[Start of Information given]

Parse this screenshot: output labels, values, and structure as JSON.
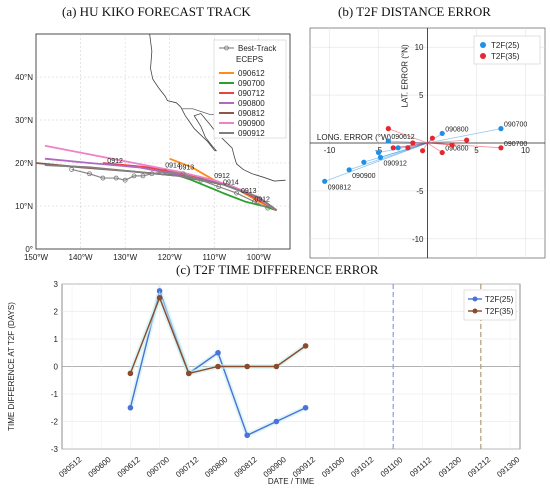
{
  "panels": {
    "a_title": "(a) HU KIKO FORECAST TRACK",
    "b_title": "(b) T2F DISTANCE ERROR",
    "c_title": "(c) T2F TIME DIFFERENCE ERROR"
  },
  "chart_data": [
    {
      "type": "line",
      "panel": "a",
      "title": "(a) HU KIKO FORECAST TRACK",
      "x_ticks": [
        "150°W",
        "140°W",
        "130°W",
        "120°W",
        "110°W",
        "100°W"
      ],
      "y_ticks": [
        "0°",
        "10°N",
        "20°N",
        "30°N",
        "40°N"
      ],
      "xlim": [
        -150,
        -93
      ],
      "ylim": [
        0,
        50
      ],
      "legend_title": "ECEPS",
      "best_track_label": "Best-Track",
      "series": [
        {
          "name": "090612",
          "color": "#ff8c1a",
          "lon": [
            -120,
            -115,
            -110,
            -105,
            -100,
            -96
          ],
          "lat": [
            21,
            19,
            16,
            14,
            11,
            9
          ]
        },
        {
          "name": "090700",
          "color": "#2ca02c",
          "lon": [
            -122,
            -115,
            -108,
            -103,
            -99,
            -96
          ],
          "lat": [
            18.5,
            16,
            13,
            11,
            10,
            9
          ]
        },
        {
          "name": "090712",
          "color": "#e8433f",
          "lon": [
            -135,
            -125,
            -115,
            -107,
            -101,
            -96
          ],
          "lat": [
            20,
            19,
            17,
            15,
            12,
            9
          ]
        },
        {
          "name": "090800",
          "color": "#b068c0",
          "lon": [
            -148,
            -138,
            -127,
            -117,
            -107,
            -100,
            -96
          ],
          "lat": [
            21,
            20,
            19,
            17,
            15,
            12,
            9
          ]
        },
        {
          "name": "090812",
          "color": "#8c564b",
          "lon": [
            -150,
            -140,
            -128,
            -118,
            -108,
            -100,
            -96
          ],
          "lat": [
            20,
            19,
            18,
            17,
            15,
            12,
            9
          ]
        },
        {
          "name": "090900",
          "color": "#ee82c8",
          "lon": [
            -148,
            -138,
            -128,
            -118,
            -110,
            -102,
            -96
          ],
          "lat": [
            24,
            22,
            20,
            18,
            16,
            13,
            9
          ]
        },
        {
          "name": "090912",
          "color": "#7f7f7f",
          "lon": [
            -148,
            -138,
            -128,
            -118,
            -108,
            -100,
            -96
          ],
          "lat": [
            19.5,
            19,
            18,
            17,
            15,
            12,
            9
          ]
        }
      ],
      "best_track": {
        "lon": [
          -142,
          -138,
          -135,
          -132,
          -130,
          -128,
          -126,
          -124,
          -121,
          -117,
          -113,
          -109,
          -105,
          -101,
          -98
        ],
        "lat": [
          18.5,
          17.5,
          16.5,
          16.5,
          16,
          17,
          17,
          17.5,
          18,
          17.5,
          16,
          14.5,
          13,
          11,
          9.5
        ]
      },
      "annotations": [
        "0912",
        "0914",
        "0913",
        "0912",
        "0914",
        "0913",
        "0912"
      ]
    },
    {
      "type": "scatter",
      "panel": "b",
      "title": "(b) T2F DISTANCE ERROR",
      "xlabel": "LONG. ERROR (°W)",
      "ylabel": "LAT. ERROR (°N)",
      "xlim": [
        -12,
        12
      ],
      "ylim": [
        -12,
        12
      ],
      "x_ticks": [
        "-10",
        "-5",
        "5",
        "10"
      ],
      "y_ticks": [
        "10",
        "5",
        "-5",
        "-10"
      ],
      "series": [
        {
          "name": "T2F(25)",
          "color": "#1e90e6",
          "points": [
            [
              -10.5,
              -4
            ],
            [
              -8,
              -2.8
            ],
            [
              -6.5,
              -2
            ],
            [
              -4.8,
              -1.5
            ],
            [
              -4,
              0.2
            ],
            [
              1.5,
              1
            ],
            [
              7.5,
              1.5
            ],
            [
              -5,
              -1
            ],
            [
              -3,
              -0.5
            ]
          ],
          "labels": [
            "090812",
            "090900",
            "",
            "090912",
            "090612",
            "090800",
            "090700",
            "",
            ""
          ]
        },
        {
          "name": "T2F(35)",
          "color": "#e8262f",
          "points": [
            [
              -4,
              1.5
            ],
            [
              -3.5,
              -0.5
            ],
            [
              -2,
              -0.5
            ],
            [
              -1.5,
              0
            ],
            [
              0.5,
              0.5
            ],
            [
              1.5,
              -1
            ],
            [
              4,
              0.3
            ],
            [
              7.5,
              -0.5
            ],
            [
              -0.5,
              -0.8
            ],
            [
              2.5,
              -0.2
            ]
          ],
          "labels": [
            "",
            "",
            "",
            "",
            "",
            "090800",
            "",
            "090700",
            "",
            ""
          ]
        }
      ]
    },
    {
      "type": "line",
      "panel": "c",
      "title": "(c) T2F TIME DIFFERENCE ERROR",
      "xlabel": "DATE / TIME",
      "ylabel": "TIME DIFFERENCE AT T2F (DAYS)",
      "categories": [
        "090512",
        "090600",
        "090612",
        "090700",
        "090712",
        "090800",
        "090812",
        "090900",
        "090912",
        "091000",
        "091012",
        "091100",
        "091112",
        "091200",
        "091212",
        "091300"
      ],
      "ylim": [
        -3,
        3
      ],
      "y_ticks": [
        "3",
        "2",
        "1",
        "0",
        "-1",
        "-2",
        "-3"
      ],
      "series": [
        {
          "name": "T2F(25)",
          "color": "#4a72d8",
          "x": [
            "090612",
            "090700",
            "090712",
            "090800",
            "090812",
            "090900",
            "090912"
          ],
          "values": [
            -1.5,
            2.75,
            -0.25,
            0.5,
            -2.5,
            -2.0,
            -1.5
          ]
        },
        {
          "name": "T2F(35)",
          "color": "#8b4a2b",
          "x": [
            "090612",
            "090700",
            "090712",
            "090800",
            "090812",
            "090900",
            "090912"
          ],
          "values": [
            -0.25,
            2.5,
            -0.25,
            0.0,
            0.0,
            0.0,
            0.75
          ]
        }
      ],
      "vlines": [
        {
          "x": "091100",
          "color": "#8f9be0"
        },
        {
          "x": "091212",
          "color": "#b09a7c"
        }
      ]
    }
  ]
}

[End of Information given]

> [What is expected] Take the data above and repeat it exactly, leaving each picture out.

> [Right answer]
Parse this screenshot: output labels, values, and structure as JSON.
{
  "panels": {
    "a_title": "(a) HU KIKO FORECAST TRACK",
    "b_title": "(b) T2F DISTANCE ERROR",
    "c_title": "(c) T2F TIME DIFFERENCE ERROR"
  },
  "chart_data": [
    {
      "type": "line",
      "panel": "a",
      "title": "(a) HU KIKO FORECAST TRACK",
      "x_ticks": [
        "150°W",
        "140°W",
        "130°W",
        "120°W",
        "110°W",
        "100°W"
      ],
      "y_ticks": [
        "0°",
        "10°N",
        "20°N",
        "30°N",
        "40°N"
      ],
      "xlim": [
        -150,
        -93
      ],
      "ylim": [
        0,
        50
      ],
      "legend_title": "ECEPS",
      "best_track_label": "Best-Track",
      "series": [
        {
          "name": "090612",
          "color": "#ff8c1a",
          "lon": [
            -120,
            -115,
            -110,
            -105,
            -100,
            -96
          ],
          "lat": [
            21,
            19,
            16,
            14,
            11,
            9
          ]
        },
        {
          "name": "090700",
          "color": "#2ca02c",
          "lon": [
            -122,
            -115,
            -108,
            -103,
            -99,
            -96
          ],
          "lat": [
            18.5,
            16,
            13,
            11,
            10,
            9
          ]
        },
        {
          "name": "090712",
          "color": "#e8433f",
          "lon": [
            -135,
            -125,
            -115,
            -107,
            -101,
            -96
          ],
          "lat": [
            20,
            19,
            17,
            15,
            12,
            9
          ]
        },
        {
          "name": "090800",
          "color": "#b068c0",
          "lon": [
            -148,
            -138,
            -127,
            -117,
            -107,
            -100,
            -96
          ],
          "lat": [
            21,
            20,
            19,
            17,
            15,
            12,
            9
          ]
        },
        {
          "name": "090812",
          "color": "#8c564b",
          "lon": [
            -150,
            -140,
            -128,
            -118,
            -108,
            -100,
            -96
          ],
          "lat": [
            20,
            19,
            18,
            17,
            15,
            12,
            9
          ]
        },
        {
          "name": "090900",
          "color": "#ee82c8",
          "lon": [
            -148,
            -138,
            -128,
            -118,
            -110,
            -102,
            -96
          ],
          "lat": [
            24,
            22,
            20,
            18,
            16,
            13,
            9
          ]
        },
        {
          "name": "090912",
          "color": "#7f7f7f",
          "lon": [
            -148,
            -138,
            -128,
            -118,
            -108,
            -100,
            -96
          ],
          "lat": [
            19.5,
            19,
            18,
            17,
            15,
            12,
            9
          ]
        }
      ],
      "best_track": {
        "lon": [
          -142,
          -138,
          -135,
          -132,
          -130,
          -128,
          -126,
          -124,
          -121,
          -117,
          -113,
          -109,
          -105,
          -101,
          -98
        ],
        "lat": [
          18.5,
          17.5,
          16.5,
          16.5,
          16,
          17,
          17,
          17.5,
          18,
          17.5,
          16,
          14.5,
          13,
          11,
          9.5
        ]
      },
      "annotations": [
        "0912",
        "0914",
        "0913",
        "0912",
        "0914",
        "0913",
        "0912"
      ]
    },
    {
      "type": "scatter",
      "panel": "b",
      "title": "(b) T2F DISTANCE ERROR",
      "xlabel": "LONG. ERROR (°W)",
      "ylabel": "LAT. ERROR (°N)",
      "xlim": [
        -12,
        12
      ],
      "ylim": [
        -12,
        12
      ],
      "x_ticks": [
        "-10",
        "-5",
        "5",
        "10"
      ],
      "y_ticks": [
        "10",
        "5",
        "-5",
        "-10"
      ],
      "series": [
        {
          "name": "T2F(25)",
          "color": "#1e90e6",
          "points": [
            [
              -10.5,
              -4
            ],
            [
              -8,
              -2.8
            ],
            [
              -6.5,
              -2
            ],
            [
              -4.8,
              -1.5
            ],
            [
              -4,
              0.2
            ],
            [
              1.5,
              1
            ],
            [
              7.5,
              1.5
            ],
            [
              -5,
              -1
            ],
            [
              -3,
              -0.5
            ]
          ],
          "labels": [
            "090812",
            "090900",
            "",
            "090912",
            "090612",
            "090800",
            "090700",
            "",
            ""
          ]
        },
        {
          "name": "T2F(35)",
          "color": "#e8262f",
          "points": [
            [
              -4,
              1.5
            ],
            [
              -3.5,
              -0.5
            ],
            [
              -2,
              -0.5
            ],
            [
              -1.5,
              0
            ],
            [
              0.5,
              0.5
            ],
            [
              1.5,
              -1
            ],
            [
              4,
              0.3
            ],
            [
              7.5,
              -0.5
            ],
            [
              -0.5,
              -0.8
            ],
            [
              2.5,
              -0.2
            ]
          ],
          "labels": [
            "",
            "",
            "",
            "",
            "",
            "090800",
            "",
            "090700",
            "",
            ""
          ]
        }
      ]
    },
    {
      "type": "line",
      "panel": "c",
      "title": "(c) T2F TIME DIFFERENCE ERROR",
      "xlabel": "DATE / TIME",
      "ylabel": "TIME DIFFERENCE AT T2F (DAYS)",
      "categories": [
        "090512",
        "090600",
        "090612",
        "090700",
        "090712",
        "090800",
        "090812",
        "090900",
        "090912",
        "091000",
        "091012",
        "091100",
        "091112",
        "091200",
        "091212",
        "091300"
      ],
      "ylim": [
        -3,
        3
      ],
      "y_ticks": [
        "3",
        "2",
        "1",
        "0",
        "-1",
        "-2",
        "-3"
      ],
      "series": [
        {
          "name": "T2F(25)",
          "color": "#4a72d8",
          "x": [
            "090612",
            "090700",
            "090712",
            "090800",
            "090812",
            "090900",
            "090912"
          ],
          "values": [
            -1.5,
            2.75,
            -0.25,
            0.5,
            -2.5,
            -2.0,
            -1.5
          ]
        },
        {
          "name": "T2F(35)",
          "color": "#8b4a2b",
          "x": [
            "090612",
            "090700",
            "090712",
            "090800",
            "090812",
            "090900",
            "090912"
          ],
          "values": [
            -0.25,
            2.5,
            -0.25,
            0.0,
            0.0,
            0.0,
            0.75
          ]
        }
      ],
      "vlines": [
        {
          "x": "091100",
          "color": "#8f9be0"
        },
        {
          "x": "091212",
          "color": "#b09a7c"
        }
      ]
    }
  ]
}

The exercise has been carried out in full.